Dataset listings of figures
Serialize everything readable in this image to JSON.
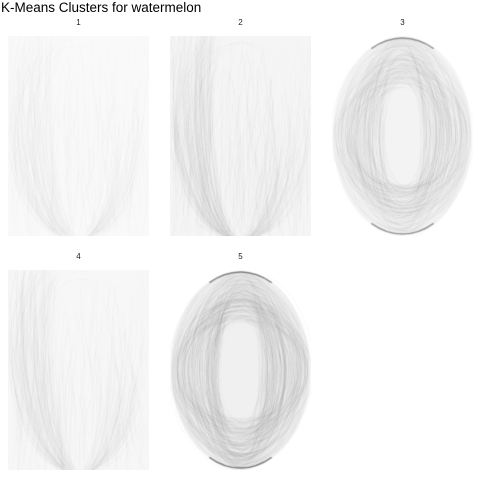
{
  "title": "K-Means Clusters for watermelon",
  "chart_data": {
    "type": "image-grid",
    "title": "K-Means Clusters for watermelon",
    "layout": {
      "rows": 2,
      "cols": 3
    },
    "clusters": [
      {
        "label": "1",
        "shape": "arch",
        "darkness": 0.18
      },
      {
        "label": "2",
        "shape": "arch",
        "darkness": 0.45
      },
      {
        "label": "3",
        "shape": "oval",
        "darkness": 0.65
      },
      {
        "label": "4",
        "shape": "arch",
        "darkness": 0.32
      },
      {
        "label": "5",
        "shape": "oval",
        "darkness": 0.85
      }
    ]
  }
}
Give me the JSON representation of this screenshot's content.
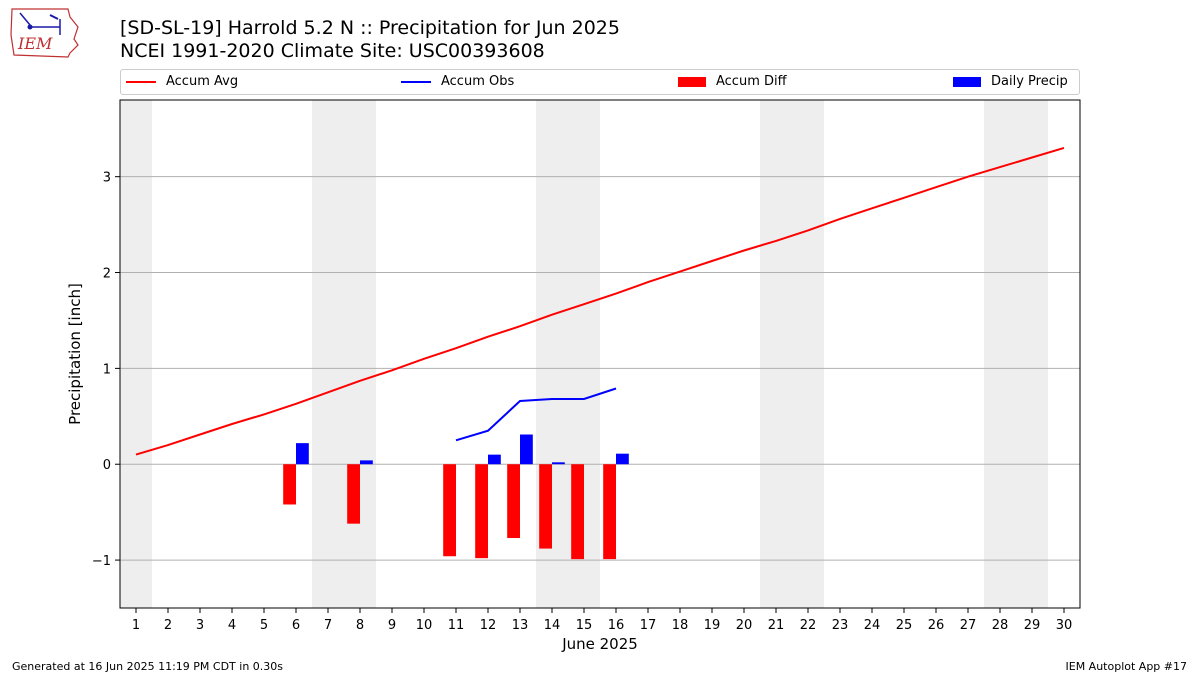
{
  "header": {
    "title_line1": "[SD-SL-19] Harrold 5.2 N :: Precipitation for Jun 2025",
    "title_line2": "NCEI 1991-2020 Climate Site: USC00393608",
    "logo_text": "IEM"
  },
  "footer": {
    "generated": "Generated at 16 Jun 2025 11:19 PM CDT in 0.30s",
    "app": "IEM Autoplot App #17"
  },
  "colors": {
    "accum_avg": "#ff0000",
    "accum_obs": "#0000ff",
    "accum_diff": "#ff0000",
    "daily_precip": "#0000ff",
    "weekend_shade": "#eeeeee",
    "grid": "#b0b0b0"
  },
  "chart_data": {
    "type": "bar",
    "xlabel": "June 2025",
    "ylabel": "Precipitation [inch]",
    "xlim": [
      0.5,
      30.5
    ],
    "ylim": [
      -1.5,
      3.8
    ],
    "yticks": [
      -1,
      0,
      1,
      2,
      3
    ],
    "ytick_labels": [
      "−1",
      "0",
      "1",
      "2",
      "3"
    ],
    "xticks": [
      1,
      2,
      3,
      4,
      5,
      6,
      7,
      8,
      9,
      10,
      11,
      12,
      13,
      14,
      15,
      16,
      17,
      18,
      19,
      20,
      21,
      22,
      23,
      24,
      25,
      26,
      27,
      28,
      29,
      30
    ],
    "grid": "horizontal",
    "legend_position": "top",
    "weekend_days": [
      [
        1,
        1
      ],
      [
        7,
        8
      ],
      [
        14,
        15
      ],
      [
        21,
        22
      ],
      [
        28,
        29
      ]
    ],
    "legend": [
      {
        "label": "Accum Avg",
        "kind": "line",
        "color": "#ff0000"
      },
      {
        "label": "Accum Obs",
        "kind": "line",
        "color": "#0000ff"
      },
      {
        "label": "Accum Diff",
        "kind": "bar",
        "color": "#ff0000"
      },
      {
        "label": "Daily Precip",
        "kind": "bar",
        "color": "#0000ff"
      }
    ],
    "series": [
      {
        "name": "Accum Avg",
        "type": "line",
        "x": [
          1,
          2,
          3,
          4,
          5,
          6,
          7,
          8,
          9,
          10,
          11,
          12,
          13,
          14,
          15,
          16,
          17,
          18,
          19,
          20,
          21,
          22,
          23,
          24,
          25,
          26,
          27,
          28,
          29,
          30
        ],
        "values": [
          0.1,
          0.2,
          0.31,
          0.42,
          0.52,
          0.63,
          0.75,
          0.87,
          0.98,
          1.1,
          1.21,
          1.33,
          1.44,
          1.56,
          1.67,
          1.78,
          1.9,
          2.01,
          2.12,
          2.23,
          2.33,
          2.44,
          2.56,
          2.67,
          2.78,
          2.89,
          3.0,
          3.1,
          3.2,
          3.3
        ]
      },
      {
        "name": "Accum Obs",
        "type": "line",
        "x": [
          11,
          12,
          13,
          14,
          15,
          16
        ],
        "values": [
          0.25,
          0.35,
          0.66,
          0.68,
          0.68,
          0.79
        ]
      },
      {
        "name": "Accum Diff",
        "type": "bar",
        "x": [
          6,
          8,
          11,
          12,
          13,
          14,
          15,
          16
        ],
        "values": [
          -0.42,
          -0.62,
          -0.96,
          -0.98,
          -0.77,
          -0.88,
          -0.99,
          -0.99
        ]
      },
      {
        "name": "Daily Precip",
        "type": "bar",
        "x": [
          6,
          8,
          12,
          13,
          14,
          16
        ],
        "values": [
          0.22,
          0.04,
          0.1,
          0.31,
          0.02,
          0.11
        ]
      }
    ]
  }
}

• **Task details**:
Scan the data above; copy every line where "name" appears.

• **The output**:
        "name": "Accum Avg",
        "name": "Accum Obs",
        "name": "Accum Diff",
        "name": "Daily Precip",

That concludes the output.